§ Work to do:
Render the lines from the one containing "Extract all elements" through the one containing "timeline-1-label-1210: 12:10:00 (348, 113, 483, 148)", both included, as a JSON list of strings with one string per line and blank lines omitted.

## START Rows

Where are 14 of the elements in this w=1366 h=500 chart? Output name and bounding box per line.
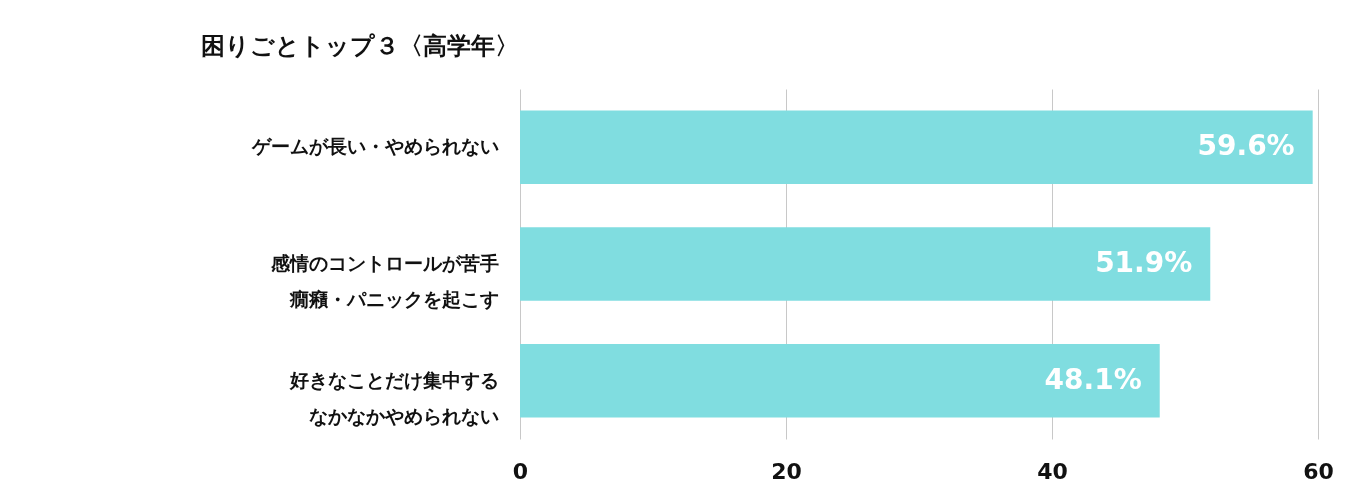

## END Rows
## START Rows

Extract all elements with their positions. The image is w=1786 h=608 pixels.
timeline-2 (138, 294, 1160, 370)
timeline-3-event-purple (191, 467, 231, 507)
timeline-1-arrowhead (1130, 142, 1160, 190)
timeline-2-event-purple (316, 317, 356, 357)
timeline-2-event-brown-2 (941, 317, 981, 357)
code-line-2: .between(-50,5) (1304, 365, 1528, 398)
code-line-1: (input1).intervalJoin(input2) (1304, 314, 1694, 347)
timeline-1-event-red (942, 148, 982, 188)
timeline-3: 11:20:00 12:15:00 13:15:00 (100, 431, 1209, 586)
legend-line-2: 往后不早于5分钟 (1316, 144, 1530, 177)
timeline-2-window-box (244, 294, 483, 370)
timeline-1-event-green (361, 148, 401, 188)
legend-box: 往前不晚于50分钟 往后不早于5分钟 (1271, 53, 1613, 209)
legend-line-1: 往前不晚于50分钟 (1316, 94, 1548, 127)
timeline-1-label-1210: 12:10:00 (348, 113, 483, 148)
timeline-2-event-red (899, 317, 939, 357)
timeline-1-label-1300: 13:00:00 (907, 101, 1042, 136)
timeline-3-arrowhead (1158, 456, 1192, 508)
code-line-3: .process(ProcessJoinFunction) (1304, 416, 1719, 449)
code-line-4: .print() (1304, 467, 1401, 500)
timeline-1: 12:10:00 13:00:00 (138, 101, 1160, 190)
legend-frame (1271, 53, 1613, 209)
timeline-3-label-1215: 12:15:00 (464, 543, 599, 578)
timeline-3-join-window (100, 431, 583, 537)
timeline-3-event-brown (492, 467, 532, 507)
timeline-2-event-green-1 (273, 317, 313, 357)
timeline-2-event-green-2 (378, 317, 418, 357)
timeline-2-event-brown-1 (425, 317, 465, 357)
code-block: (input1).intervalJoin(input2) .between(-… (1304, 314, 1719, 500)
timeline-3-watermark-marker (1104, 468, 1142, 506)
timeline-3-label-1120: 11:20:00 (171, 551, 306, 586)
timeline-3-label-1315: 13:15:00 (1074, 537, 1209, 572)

## END Rows
## START Rows

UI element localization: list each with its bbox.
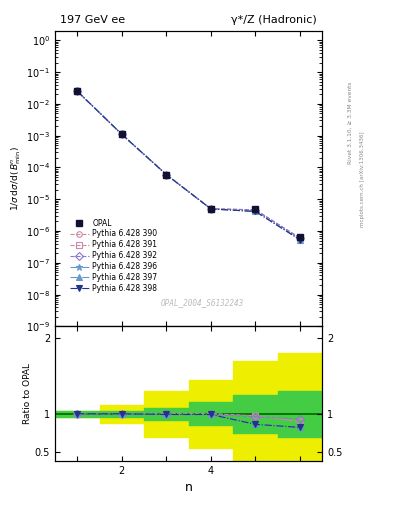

## END Rows

§ Completed task:
[
  "Extract all elements with their positions. The image is w=1786 h=608 pixels.",
  "timeline-2 (138, 294, 1160, 370)",
  "timeline-3-event-purple (191, 467, 231, 507)",
  "timeline-1-arrowhead (1130, 142, 1160, 190)",
  "timeline-2-event-purple (316, 317, 356, 357)",
  "timeline-2-event-brown-2 (941, 317, 981, 357)",
  "code-line-2: .between(-50,5) (1304, 365, 1528, 398)",
  "code-line-1: (input1).intervalJoin(input2) (1304, 314, 1694, 347)",
  "timeline-1-event-red (942, 148, 982, 188)",
  "timeline-3: 11:20:00 12:15:00 13:15:00 (100, 431, 1209, 586)",
  "legend-line-2: 往后不早于5分钟 (1316, 144, 1530, 177)",
  "timeline-2-window-box (244, 294, 483, 370)",
  "timeline-1-event-green (361, 148, 401, 188)",
  "legend-box: 往前不晚于50分钟 往后不早于5分钟 (1271, 53, 1613, 209)",
  "legend-line-1: 往前不晚于50分钟 (1316, 94, 1548, 127)",
  "timeline-1-label-1210: 12:10:00 (348, 113, 483, 148)"
]